REQUIREMENTS
Retype all of the data exactly as given.

MATERIAL TO PROCESS
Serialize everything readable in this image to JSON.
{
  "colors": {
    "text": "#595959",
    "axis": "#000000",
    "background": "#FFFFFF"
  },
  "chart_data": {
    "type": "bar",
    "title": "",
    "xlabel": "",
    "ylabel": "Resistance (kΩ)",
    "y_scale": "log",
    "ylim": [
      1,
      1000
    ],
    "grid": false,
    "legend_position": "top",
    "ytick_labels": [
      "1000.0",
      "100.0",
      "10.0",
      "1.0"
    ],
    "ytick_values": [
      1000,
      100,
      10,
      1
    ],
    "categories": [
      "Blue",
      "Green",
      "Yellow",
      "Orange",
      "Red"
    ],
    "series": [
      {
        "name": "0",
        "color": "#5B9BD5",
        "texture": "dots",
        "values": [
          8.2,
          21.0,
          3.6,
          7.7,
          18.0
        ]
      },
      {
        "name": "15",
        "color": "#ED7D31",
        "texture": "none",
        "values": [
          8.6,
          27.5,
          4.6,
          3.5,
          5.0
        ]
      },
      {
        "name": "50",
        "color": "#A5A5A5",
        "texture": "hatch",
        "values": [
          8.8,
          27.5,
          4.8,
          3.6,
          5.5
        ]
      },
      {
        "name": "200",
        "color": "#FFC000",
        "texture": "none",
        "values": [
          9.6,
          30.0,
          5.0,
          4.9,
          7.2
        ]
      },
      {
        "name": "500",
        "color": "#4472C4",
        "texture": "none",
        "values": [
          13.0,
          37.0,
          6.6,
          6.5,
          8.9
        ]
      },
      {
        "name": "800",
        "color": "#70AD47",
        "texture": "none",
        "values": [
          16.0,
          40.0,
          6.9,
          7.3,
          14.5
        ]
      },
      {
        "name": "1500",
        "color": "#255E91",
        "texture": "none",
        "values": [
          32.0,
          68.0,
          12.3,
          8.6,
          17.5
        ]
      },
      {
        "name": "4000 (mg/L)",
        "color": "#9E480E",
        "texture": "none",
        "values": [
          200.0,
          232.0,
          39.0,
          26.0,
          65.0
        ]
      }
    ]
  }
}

SOLUTION
Serialize everything readable in this image to JSON.
{
  "colors": {
    "text": "#595959",
    "axis": "#000000",
    "background": "#FFFFFF"
  },
  "chart_data": {
    "type": "bar",
    "title": "",
    "xlabel": "",
    "ylabel": "Resistance (kΩ)",
    "y_scale": "log",
    "ylim": [
      1,
      1000
    ],
    "grid": false,
    "legend_position": "top",
    "ytick_labels": [
      "1000.0",
      "100.0",
      "10.0",
      "1.0"
    ],
    "ytick_values": [
      1000,
      100,
      10,
      1
    ],
    "categories": [
      "Blue",
      "Green",
      "Yellow",
      "Orange",
      "Red"
    ],
    "series": [
      {
        "name": "0",
        "color": "#5B9BD5",
        "texture": "dots",
        "values": [
          8.2,
          21.0,
          3.6,
          7.7,
          18.0
        ]
      },
      {
        "name": "15",
        "color": "#ED7D31",
        "texture": "none",
        "values": [
          8.6,
          27.5,
          4.6,
          3.5,
          5.0
        ]
      },
      {
        "name": "50",
        "color": "#A5A5A5",
        "texture": "hatch",
        "values": [
          8.8,
          27.5,
          4.8,
          3.6,
          5.5
        ]
      },
      {
        "name": "200",
        "color": "#FFC000",
        "texture": "none",
        "values": [
          9.6,
          30.0,
          5.0,
          4.9,
          7.2
        ]
      },
      {
        "name": "500",
        "color": "#4472C4",
        "texture": "none",
        "values": [
          13.0,
          37.0,
          6.6,
          6.5,
          8.9
        ]
      },
      {
        "name": "800",
        "color": "#70AD47",
        "texture": "none",
        "values": [
          16.0,
          40.0,
          6.9,
          7.3,
          14.5
        ]
      },
      {
        "name": "1500",
        "color": "#255E91",
        "texture": "none",
        "values": [
          32.0,
          68.0,
          12.3,
          8.6,
          17.5
        ]
      },
      {
        "name": "4000 (mg/L)",
        "color": "#9E480E",
        "texture": "none",
        "values": [
          200.0,
          232.0,
          39.0,
          26.0,
          65.0
        ]
      }
    ]
  }
}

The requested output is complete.